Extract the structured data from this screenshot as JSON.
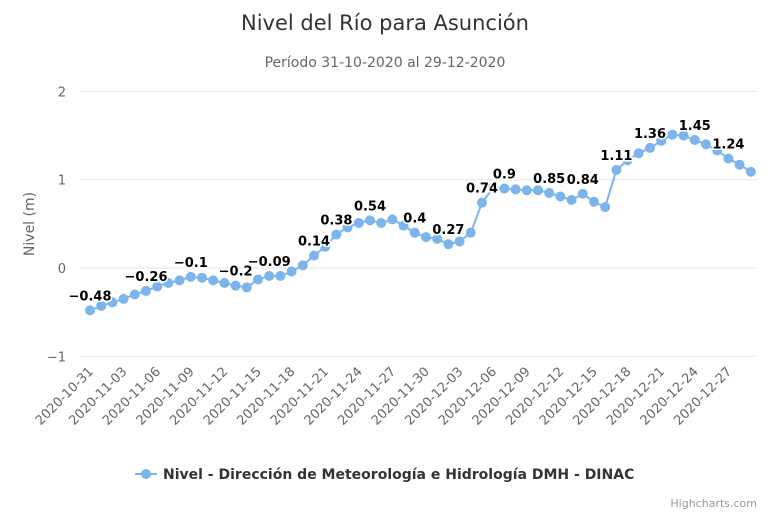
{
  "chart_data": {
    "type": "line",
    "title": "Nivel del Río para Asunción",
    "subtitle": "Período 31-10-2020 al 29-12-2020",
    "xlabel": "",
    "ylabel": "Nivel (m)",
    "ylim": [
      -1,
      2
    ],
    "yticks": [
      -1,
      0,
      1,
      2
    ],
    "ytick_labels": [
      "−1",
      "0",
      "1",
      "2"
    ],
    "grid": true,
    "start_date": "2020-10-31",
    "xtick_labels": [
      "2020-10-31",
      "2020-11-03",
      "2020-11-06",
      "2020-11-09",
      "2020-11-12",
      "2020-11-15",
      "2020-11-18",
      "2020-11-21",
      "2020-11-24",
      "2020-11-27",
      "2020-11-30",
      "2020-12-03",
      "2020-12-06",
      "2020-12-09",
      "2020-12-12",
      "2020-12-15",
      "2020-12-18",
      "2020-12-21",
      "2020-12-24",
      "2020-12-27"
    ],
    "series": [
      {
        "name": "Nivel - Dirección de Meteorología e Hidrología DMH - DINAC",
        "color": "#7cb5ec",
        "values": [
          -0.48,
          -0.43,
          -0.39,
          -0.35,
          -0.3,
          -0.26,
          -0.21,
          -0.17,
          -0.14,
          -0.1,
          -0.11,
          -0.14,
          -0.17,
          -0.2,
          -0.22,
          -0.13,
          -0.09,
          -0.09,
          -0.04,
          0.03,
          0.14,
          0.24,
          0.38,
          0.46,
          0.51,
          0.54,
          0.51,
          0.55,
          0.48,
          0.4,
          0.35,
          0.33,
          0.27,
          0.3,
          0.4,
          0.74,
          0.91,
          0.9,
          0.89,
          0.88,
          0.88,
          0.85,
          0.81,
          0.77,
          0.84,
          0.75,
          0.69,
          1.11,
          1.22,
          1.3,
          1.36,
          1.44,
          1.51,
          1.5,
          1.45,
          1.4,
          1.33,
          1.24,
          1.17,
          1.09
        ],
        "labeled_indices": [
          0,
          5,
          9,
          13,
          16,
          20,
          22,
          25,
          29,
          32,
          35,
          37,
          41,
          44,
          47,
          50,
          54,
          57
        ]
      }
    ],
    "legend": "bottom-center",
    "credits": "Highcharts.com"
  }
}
○ ○ ○ ○
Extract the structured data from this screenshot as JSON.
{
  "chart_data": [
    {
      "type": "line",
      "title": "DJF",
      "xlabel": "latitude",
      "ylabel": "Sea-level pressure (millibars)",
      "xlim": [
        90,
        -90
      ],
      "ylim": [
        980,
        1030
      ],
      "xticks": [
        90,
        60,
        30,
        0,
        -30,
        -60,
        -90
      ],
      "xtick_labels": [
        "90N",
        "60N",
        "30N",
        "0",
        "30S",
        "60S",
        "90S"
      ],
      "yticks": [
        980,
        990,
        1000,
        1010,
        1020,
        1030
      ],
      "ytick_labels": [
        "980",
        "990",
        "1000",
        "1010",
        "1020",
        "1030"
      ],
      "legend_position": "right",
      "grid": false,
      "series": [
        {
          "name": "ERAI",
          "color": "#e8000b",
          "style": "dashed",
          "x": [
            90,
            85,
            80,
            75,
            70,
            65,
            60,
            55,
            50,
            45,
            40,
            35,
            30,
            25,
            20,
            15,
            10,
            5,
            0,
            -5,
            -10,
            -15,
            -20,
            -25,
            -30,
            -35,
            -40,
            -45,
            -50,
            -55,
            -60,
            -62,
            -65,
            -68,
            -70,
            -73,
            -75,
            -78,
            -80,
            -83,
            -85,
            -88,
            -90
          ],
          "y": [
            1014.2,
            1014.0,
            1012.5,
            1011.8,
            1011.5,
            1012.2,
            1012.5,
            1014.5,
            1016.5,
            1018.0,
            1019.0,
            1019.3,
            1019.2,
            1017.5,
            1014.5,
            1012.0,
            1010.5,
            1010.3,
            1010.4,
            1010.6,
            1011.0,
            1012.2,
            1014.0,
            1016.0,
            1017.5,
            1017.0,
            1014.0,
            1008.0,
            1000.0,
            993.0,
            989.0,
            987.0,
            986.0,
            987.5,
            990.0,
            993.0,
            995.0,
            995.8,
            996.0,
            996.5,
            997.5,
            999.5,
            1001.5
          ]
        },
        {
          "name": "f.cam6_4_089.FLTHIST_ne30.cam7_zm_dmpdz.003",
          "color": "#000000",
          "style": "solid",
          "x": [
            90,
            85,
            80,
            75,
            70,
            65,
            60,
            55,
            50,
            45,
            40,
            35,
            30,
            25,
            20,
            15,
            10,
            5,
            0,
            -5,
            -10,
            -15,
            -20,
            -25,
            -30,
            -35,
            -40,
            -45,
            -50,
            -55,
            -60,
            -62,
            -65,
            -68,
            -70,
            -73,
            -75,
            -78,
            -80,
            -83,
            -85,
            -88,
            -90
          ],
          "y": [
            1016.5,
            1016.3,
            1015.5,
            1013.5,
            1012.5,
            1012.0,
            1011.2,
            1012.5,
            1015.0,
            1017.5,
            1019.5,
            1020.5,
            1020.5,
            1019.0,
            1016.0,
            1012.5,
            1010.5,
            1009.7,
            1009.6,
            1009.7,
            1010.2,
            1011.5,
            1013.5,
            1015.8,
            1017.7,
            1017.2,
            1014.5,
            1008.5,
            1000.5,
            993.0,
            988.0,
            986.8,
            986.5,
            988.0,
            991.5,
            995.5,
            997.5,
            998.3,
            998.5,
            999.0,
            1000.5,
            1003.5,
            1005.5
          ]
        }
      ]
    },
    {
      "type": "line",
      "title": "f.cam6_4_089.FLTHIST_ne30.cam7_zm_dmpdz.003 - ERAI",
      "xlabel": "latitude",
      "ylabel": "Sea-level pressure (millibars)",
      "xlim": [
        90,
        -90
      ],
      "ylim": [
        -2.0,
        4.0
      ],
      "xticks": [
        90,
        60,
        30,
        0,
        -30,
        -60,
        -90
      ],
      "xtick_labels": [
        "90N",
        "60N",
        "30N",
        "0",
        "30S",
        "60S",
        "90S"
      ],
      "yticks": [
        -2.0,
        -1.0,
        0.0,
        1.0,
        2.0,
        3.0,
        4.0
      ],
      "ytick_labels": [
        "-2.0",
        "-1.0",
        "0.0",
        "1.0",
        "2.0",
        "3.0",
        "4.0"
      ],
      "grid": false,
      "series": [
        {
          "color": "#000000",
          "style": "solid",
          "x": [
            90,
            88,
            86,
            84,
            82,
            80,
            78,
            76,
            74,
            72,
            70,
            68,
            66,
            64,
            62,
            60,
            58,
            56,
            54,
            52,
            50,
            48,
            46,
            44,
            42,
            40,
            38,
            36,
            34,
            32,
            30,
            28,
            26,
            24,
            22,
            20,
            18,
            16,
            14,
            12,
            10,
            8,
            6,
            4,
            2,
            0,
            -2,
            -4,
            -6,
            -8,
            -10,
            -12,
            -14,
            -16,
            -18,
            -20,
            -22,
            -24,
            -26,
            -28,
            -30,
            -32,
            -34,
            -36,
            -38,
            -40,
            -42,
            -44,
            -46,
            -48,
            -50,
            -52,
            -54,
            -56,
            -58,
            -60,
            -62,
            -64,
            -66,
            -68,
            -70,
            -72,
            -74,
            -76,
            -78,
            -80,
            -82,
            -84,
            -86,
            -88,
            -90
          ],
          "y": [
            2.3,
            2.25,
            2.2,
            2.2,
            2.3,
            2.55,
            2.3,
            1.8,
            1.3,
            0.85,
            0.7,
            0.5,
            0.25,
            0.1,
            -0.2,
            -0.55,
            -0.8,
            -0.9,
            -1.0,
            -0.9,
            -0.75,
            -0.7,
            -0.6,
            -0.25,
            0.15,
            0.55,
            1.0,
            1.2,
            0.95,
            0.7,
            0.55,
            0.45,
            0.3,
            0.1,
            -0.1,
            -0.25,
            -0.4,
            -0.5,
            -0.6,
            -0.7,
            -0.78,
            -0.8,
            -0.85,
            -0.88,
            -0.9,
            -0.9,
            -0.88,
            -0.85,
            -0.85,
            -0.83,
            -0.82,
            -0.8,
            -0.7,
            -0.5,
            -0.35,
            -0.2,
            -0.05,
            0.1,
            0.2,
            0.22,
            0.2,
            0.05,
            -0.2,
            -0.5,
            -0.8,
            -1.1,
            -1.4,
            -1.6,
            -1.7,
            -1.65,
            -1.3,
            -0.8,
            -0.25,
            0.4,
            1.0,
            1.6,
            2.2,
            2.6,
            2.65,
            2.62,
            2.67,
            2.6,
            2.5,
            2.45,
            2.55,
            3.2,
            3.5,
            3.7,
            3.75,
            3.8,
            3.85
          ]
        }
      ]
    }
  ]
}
○ ○ ○ ○
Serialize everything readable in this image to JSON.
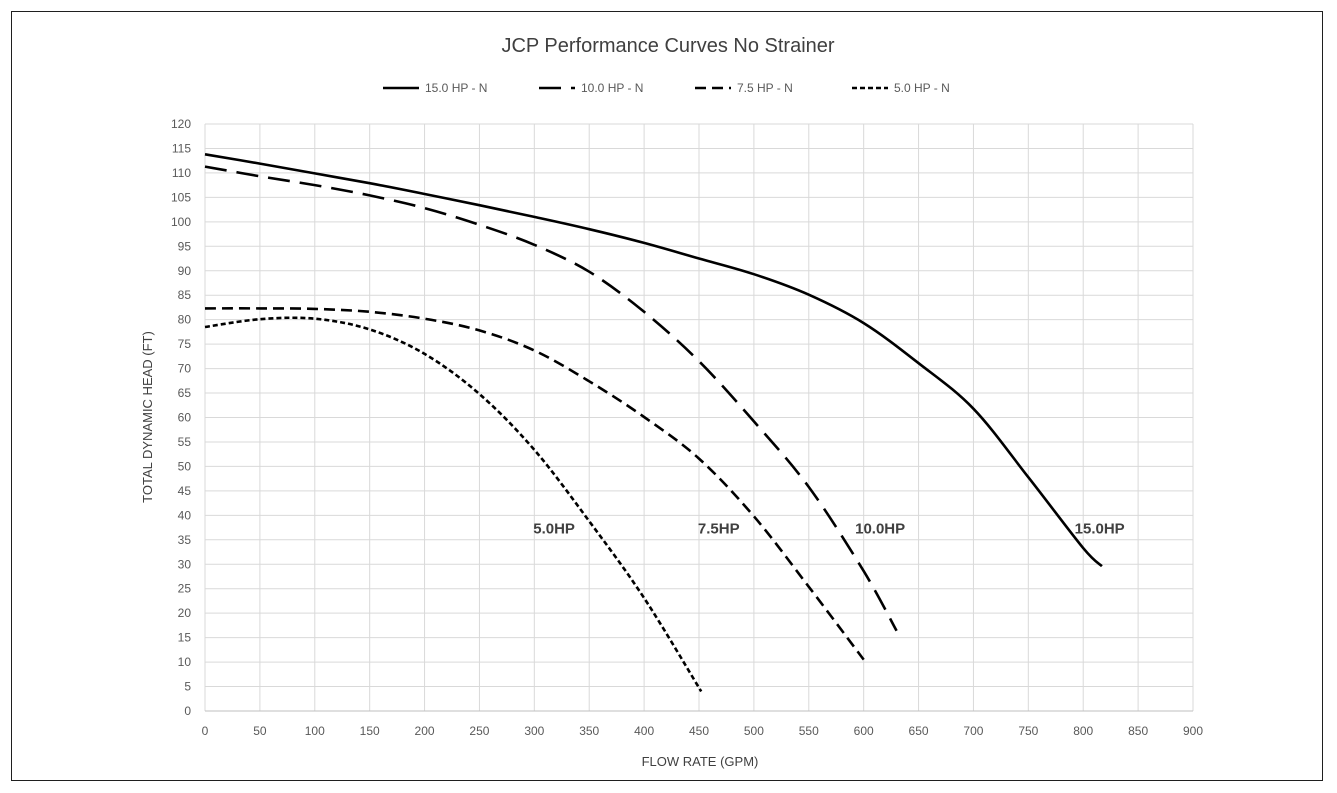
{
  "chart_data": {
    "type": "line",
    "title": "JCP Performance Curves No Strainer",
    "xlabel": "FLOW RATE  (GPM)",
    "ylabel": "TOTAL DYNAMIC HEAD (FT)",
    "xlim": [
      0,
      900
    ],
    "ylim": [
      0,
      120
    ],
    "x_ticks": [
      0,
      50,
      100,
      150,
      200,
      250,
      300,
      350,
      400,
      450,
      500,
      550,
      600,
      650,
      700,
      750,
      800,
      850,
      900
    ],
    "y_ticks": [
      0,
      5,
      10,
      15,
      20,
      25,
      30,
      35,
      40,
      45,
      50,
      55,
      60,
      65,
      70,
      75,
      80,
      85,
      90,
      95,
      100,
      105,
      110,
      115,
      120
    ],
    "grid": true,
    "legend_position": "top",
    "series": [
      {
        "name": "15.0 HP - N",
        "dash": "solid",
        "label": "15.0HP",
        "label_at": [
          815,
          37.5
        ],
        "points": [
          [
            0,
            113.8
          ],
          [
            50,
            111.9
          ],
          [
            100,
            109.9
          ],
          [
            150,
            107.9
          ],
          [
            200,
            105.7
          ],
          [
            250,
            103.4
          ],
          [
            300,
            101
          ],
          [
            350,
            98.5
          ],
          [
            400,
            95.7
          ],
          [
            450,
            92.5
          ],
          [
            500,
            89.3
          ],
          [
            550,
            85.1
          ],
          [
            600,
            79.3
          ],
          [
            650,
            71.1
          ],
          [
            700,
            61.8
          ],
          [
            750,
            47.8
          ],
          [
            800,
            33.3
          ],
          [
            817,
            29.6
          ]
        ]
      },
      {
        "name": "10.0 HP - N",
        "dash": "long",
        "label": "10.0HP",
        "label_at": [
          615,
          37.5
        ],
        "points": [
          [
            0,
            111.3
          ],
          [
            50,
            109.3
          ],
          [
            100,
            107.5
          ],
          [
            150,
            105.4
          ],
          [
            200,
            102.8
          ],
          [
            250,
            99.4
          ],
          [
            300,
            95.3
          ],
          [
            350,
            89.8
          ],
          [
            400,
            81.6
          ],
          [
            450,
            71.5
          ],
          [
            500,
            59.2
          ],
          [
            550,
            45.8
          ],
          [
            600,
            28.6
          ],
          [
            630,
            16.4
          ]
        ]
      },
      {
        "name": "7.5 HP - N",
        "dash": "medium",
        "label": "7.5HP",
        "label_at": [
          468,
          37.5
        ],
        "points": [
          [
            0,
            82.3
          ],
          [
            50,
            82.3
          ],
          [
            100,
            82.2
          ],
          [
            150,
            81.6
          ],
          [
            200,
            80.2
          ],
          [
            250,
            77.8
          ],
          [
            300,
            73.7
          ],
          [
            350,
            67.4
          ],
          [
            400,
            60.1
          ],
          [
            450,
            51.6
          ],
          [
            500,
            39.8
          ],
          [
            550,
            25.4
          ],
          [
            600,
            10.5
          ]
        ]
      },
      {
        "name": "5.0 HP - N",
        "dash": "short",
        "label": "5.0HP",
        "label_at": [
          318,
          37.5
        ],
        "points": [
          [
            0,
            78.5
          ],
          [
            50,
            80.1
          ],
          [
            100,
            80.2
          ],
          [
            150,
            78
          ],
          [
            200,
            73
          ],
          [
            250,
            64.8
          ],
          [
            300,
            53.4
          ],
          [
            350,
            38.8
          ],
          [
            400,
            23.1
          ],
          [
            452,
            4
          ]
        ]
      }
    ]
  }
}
○ ○ ○ ○
■ Short exercise ■
Copy each line above where the string "name" occurs.

■ Complete answer ■
        "name": "Nivel - Dirección de Meteorología e Hidrología DMH - DINAC",
          "name": "ERAI",
          "name": "f.cam6_4_089.FLTHIST_ne30.cam7_zm_dmpdz.003",
        "name": "15.0 HP - N",
        "name": "10.0 HP - N",
        "name": "7.5 HP - N",
        "name": "5.0 HP - N",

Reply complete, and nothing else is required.